# Exercise requirements
Identify the lines that include the word "оплаты", then copy all of them.

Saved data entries
- - - - -
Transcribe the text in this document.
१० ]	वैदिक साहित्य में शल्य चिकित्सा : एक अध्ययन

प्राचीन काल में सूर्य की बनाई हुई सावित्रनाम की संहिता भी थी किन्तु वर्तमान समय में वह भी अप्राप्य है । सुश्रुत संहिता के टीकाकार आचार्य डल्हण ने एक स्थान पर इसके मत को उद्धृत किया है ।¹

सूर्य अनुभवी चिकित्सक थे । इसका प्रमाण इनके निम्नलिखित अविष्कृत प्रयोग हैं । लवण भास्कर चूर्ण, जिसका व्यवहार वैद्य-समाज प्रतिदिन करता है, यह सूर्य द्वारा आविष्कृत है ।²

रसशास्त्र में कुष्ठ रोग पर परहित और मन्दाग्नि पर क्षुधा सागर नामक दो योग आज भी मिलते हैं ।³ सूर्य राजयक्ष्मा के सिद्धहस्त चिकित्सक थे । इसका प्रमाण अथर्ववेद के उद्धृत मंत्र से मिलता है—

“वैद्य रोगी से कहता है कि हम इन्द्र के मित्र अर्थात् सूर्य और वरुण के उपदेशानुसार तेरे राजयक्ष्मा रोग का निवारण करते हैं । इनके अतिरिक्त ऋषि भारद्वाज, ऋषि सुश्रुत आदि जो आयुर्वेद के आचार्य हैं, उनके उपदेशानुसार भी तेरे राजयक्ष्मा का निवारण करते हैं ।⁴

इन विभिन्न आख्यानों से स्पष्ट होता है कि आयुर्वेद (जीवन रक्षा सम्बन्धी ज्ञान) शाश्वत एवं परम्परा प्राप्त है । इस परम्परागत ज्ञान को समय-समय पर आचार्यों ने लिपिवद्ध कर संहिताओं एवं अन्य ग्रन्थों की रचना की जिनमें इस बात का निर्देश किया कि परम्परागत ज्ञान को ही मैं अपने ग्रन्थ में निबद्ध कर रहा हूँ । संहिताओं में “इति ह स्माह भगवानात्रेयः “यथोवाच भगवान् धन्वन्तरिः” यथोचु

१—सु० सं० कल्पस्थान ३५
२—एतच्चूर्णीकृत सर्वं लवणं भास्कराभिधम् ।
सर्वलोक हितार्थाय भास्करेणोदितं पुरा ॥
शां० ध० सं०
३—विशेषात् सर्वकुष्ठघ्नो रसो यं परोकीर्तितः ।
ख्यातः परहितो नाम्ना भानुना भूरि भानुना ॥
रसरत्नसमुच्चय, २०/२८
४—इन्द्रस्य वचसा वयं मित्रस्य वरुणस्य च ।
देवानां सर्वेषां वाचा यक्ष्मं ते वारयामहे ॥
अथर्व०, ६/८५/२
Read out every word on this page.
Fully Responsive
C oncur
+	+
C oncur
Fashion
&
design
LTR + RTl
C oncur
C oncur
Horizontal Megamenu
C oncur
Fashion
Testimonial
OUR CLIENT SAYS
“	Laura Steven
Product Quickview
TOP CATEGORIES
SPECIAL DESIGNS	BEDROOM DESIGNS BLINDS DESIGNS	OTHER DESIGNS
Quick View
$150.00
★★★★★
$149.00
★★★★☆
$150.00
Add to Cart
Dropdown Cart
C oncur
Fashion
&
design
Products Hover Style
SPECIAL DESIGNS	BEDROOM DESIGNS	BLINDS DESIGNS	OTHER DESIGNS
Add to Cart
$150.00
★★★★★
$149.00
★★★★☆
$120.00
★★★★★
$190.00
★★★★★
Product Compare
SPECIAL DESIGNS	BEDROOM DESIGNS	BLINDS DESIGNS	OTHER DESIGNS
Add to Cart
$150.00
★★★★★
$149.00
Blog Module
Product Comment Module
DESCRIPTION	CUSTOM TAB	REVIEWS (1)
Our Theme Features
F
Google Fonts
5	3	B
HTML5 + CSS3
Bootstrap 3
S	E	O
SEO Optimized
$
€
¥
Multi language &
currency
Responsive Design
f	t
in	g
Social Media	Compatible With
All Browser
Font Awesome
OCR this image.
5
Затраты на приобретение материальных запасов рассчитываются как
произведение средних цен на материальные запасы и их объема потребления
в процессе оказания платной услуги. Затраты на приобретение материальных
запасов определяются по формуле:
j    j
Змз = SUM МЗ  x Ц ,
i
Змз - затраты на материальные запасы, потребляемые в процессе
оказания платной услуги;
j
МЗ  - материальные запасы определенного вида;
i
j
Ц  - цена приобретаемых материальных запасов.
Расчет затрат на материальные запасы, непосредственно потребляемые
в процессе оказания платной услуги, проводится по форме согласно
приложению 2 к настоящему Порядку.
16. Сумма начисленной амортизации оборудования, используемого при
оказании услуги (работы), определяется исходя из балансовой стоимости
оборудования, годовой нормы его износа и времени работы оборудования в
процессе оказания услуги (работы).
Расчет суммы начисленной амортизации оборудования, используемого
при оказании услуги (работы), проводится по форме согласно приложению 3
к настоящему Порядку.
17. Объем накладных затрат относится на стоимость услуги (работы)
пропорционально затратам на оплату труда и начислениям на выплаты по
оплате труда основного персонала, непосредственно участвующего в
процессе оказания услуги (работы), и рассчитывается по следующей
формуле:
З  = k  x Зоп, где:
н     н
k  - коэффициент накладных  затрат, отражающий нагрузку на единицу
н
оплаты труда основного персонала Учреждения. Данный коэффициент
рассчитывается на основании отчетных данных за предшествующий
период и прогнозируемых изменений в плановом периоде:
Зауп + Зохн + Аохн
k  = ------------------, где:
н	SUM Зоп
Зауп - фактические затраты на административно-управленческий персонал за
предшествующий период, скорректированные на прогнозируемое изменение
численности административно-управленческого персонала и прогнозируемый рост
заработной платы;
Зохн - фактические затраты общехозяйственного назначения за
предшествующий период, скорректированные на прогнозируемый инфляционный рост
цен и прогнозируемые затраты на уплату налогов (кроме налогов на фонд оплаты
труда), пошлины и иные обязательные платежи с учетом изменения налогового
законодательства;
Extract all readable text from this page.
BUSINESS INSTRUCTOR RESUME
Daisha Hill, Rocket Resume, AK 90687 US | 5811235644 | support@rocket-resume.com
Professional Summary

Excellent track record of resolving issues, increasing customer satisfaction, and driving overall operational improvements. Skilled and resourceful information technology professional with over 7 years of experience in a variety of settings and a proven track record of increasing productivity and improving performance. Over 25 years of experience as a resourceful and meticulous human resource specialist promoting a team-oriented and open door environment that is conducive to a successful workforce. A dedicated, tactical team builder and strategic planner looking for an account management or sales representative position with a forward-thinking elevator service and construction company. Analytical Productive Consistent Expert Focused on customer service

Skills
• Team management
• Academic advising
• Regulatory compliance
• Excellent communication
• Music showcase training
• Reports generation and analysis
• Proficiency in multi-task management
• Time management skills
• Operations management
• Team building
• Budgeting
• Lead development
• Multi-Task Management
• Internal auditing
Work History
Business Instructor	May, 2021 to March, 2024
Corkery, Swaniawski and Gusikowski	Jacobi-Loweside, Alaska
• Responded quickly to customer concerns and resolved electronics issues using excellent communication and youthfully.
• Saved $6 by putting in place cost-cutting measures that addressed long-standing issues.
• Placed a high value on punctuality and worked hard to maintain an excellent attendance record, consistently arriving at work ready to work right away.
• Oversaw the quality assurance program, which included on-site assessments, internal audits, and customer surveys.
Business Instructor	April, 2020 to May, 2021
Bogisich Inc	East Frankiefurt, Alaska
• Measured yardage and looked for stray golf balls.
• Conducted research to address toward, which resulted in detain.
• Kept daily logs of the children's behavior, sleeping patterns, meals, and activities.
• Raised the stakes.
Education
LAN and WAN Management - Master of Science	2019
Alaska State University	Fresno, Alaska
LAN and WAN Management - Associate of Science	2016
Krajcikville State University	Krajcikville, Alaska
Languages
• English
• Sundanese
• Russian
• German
- - - - -
# Solution to the exercise
оплаты труда основного персонала Учреждения. Данный коэффициент
цен и прогнозируемые затраты на уплату налогов (кроме налогов на фонд оплаты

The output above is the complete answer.